Exercise requirements -> Return each line of the records holding the string "Percentile".

---

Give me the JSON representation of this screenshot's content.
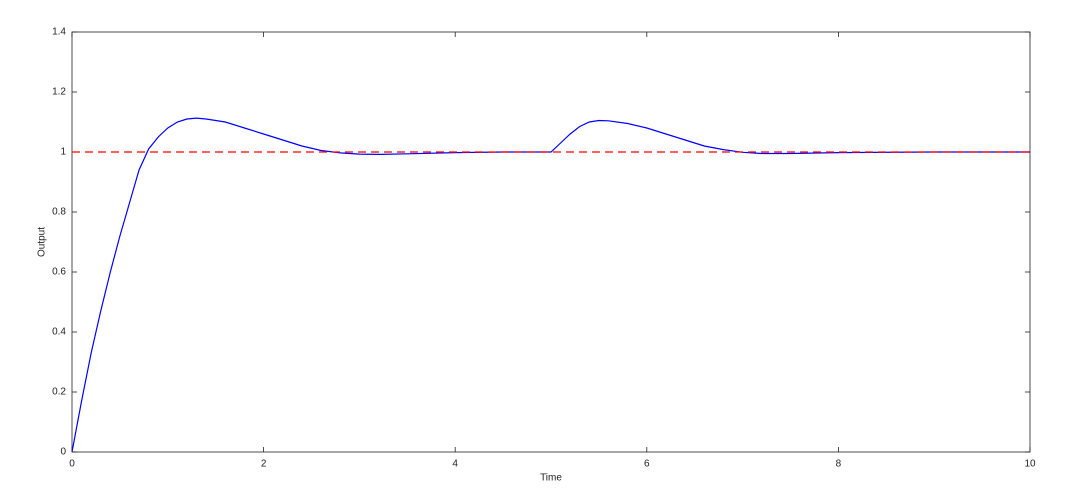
{
  "chart_data": {
    "type": "line",
    "xlabel": "Time",
    "ylabel": "Output",
    "xlim": [
      0,
      10
    ],
    "xticks": [
      0,
      2,
      4,
      6,
      8,
      10
    ],
    "ylim": [
      0,
      1.4
    ],
    "yticks": [
      0,
      0.2,
      0.4,
      0.6,
      0.8,
      1,
      1.2,
      1.4
    ],
    "grid": false,
    "series": [
      {
        "color": "#0000ff",
        "style": "solid",
        "x": [
          0,
          0.1,
          0.2,
          0.3,
          0.4,
          0.5,
          0.6,
          0.7,
          0.8,
          0.9,
          1.0,
          1.1,
          1.2,
          1.3,
          1.4,
          1.6,
          1.8,
          2.0,
          2.2,
          2.4,
          2.6,
          2.8,
          3.0,
          3.2,
          3.5,
          4.0,
          4.5,
          5.0,
          5.1,
          5.2,
          5.3,
          5.4,
          5.5,
          5.6,
          5.8,
          6.0,
          6.2,
          6.4,
          6.6,
          6.8,
          7.0,
          7.2,
          7.5,
          8.0,
          9.0,
          10.0
        ],
        "values": [
          0,
          0.17,
          0.33,
          0.47,
          0.6,
          0.72,
          0.83,
          0.94,
          1.01,
          1.05,
          1.08,
          1.1,
          1.11,
          1.113,
          1.11,
          1.1,
          1.08,
          1.06,
          1.04,
          1.02,
          1.005,
          0.997,
          0.993,
          0.992,
          0.994,
          0.998,
          1.0,
          1.0,
          1.03,
          1.06,
          1.085,
          1.1,
          1.105,
          1.104,
          1.095,
          1.08,
          1.06,
          1.04,
          1.02,
          1.008,
          0.999,
          0.995,
          0.995,
          0.998,
          1.0,
          1.0
        ]
      },
      {
        "color": "#ff0000",
        "style": "dashed",
        "x": [
          0,
          10
        ],
        "values": [
          1,
          1
        ]
      }
    ]
  }
}
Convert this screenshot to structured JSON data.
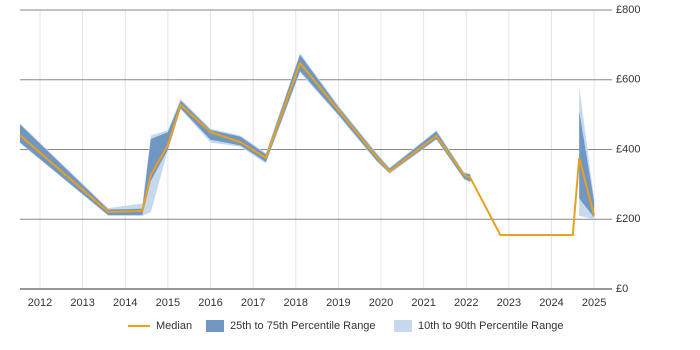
{
  "chart_data": {
    "type": "line",
    "x": [
      2011.53,
      2013.6,
      2014.4,
      2014.6,
      2015.0,
      2015.3,
      2016.0,
      2016.7,
      2017.3,
      2018.1,
      2019.0,
      2019.9,
      2020.2,
      2021.3,
      2021.95,
      2022.1,
      2022.8,
      2024.5,
      2024.65,
      2025.0
    ],
    "series": [
      {
        "name": "Median",
        "color": "#e8a020",
        "values": [
          441,
          221,
          224,
          327,
          413,
          528,
          450,
          421,
          376,
          648,
          513,
          378,
          338,
          439,
          327,
          318,
          155,
          155,
          376,
          212
        ]
      },
      {
        "name": "25th to 75th Percentile Range",
        "color": "#7096c2",
        "lower": [
          420,
          212,
          212,
          310,
          400,
          518,
          428,
          412,
          364,
          625,
          500,
          368,
          333,
          430,
          316,
          308,
          null,
          null,
          260,
          205
        ],
        "upper": [
          472,
          228,
          230,
          430,
          450,
          540,
          456,
          437,
          386,
          672,
          522,
          386,
          345,
          452,
          332,
          328,
          null,
          null,
          510,
          250
        ]
      },
      {
        "name": "10th to 90th Percentile Range",
        "color": "#c6d9ee",
        "lower": [
          418,
          210,
          210,
          220,
          398,
          515,
          420,
          408,
          360,
          620,
          497,
          365,
          330,
          428,
          314,
          305,
          null,
          null,
          210,
          200
        ],
        "upper": [
          475,
          232,
          245,
          440,
          455,
          545,
          460,
          440,
          390,
          676,
          526,
          390,
          348,
          455,
          335,
          330,
          null,
          null,
          580,
          260
        ]
      }
    ],
    "xlim": [
      2011.53,
      2025.42
    ],
    "xticks": [
      2012,
      2013,
      2014,
      2015,
      2016,
      2017,
      2018,
      2019,
      2020,
      2021,
      2022,
      2023,
      2024,
      2025
    ],
    "ylim": [
      0,
      800
    ],
    "yticks": [
      {
        "value": 0,
        "label": "£0"
      },
      {
        "value": 200,
        "label": "£200"
      },
      {
        "value": 400,
        "label": "£400"
      },
      {
        "value": 600,
        "label": "£600"
      },
      {
        "value": 800,
        "label": "£800"
      }
    ],
    "grid": true,
    "legend": "bottom"
  }
}
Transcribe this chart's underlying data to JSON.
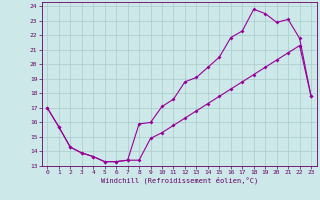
{
  "xlabel": "Windchill (Refroidissement éolien,°C)",
  "xlim_min": -0.5,
  "xlim_max": 23.5,
  "ylim_min": 13,
  "ylim_max": 24.3,
  "xticks": [
    0,
    1,
    2,
    3,
    4,
    5,
    6,
    7,
    8,
    9,
    10,
    11,
    12,
    13,
    14,
    15,
    16,
    17,
    18,
    19,
    20,
    21,
    22,
    23
  ],
  "yticks": [
    13,
    14,
    15,
    16,
    17,
    18,
    19,
    20,
    21,
    22,
    23,
    24
  ],
  "line_color": "#990099",
  "bg_color": "#cce8e8",
  "grid_color": "#aacccc",
  "line1_x": [
    0,
    1,
    2,
    3,
    4,
    5,
    6,
    7,
    8,
    9,
    10,
    11,
    12,
    13,
    14,
    15,
    16,
    17,
    18,
    19,
    20,
    21,
    22,
    23
  ],
  "line1_y": [
    17.0,
    15.7,
    14.3,
    13.9,
    13.65,
    13.3,
    13.3,
    13.4,
    13.4,
    14.9,
    15.3,
    15.8,
    16.3,
    16.8,
    17.3,
    17.8,
    18.3,
    18.8,
    19.3,
    19.8,
    20.3,
    20.8,
    21.3,
    17.8
  ],
  "line2_x": [
    0,
    1,
    2,
    3,
    4,
    5,
    6,
    7,
    8,
    9,
    10,
    11,
    12,
    13,
    14,
    15,
    16,
    17,
    18,
    19,
    20,
    21,
    22,
    23
  ],
  "line2_y": [
    17.0,
    15.7,
    14.3,
    13.9,
    13.65,
    13.3,
    13.3,
    13.4,
    15.9,
    16.0,
    17.1,
    17.6,
    18.8,
    19.1,
    19.8,
    20.5,
    21.85,
    22.3,
    23.8,
    23.5,
    22.9,
    23.1,
    21.8,
    17.8
  ]
}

---

Solution to the exercise ->
        "name": "25th to 75th Percentile Range",
        "name": "10th to 90th Percentile Range",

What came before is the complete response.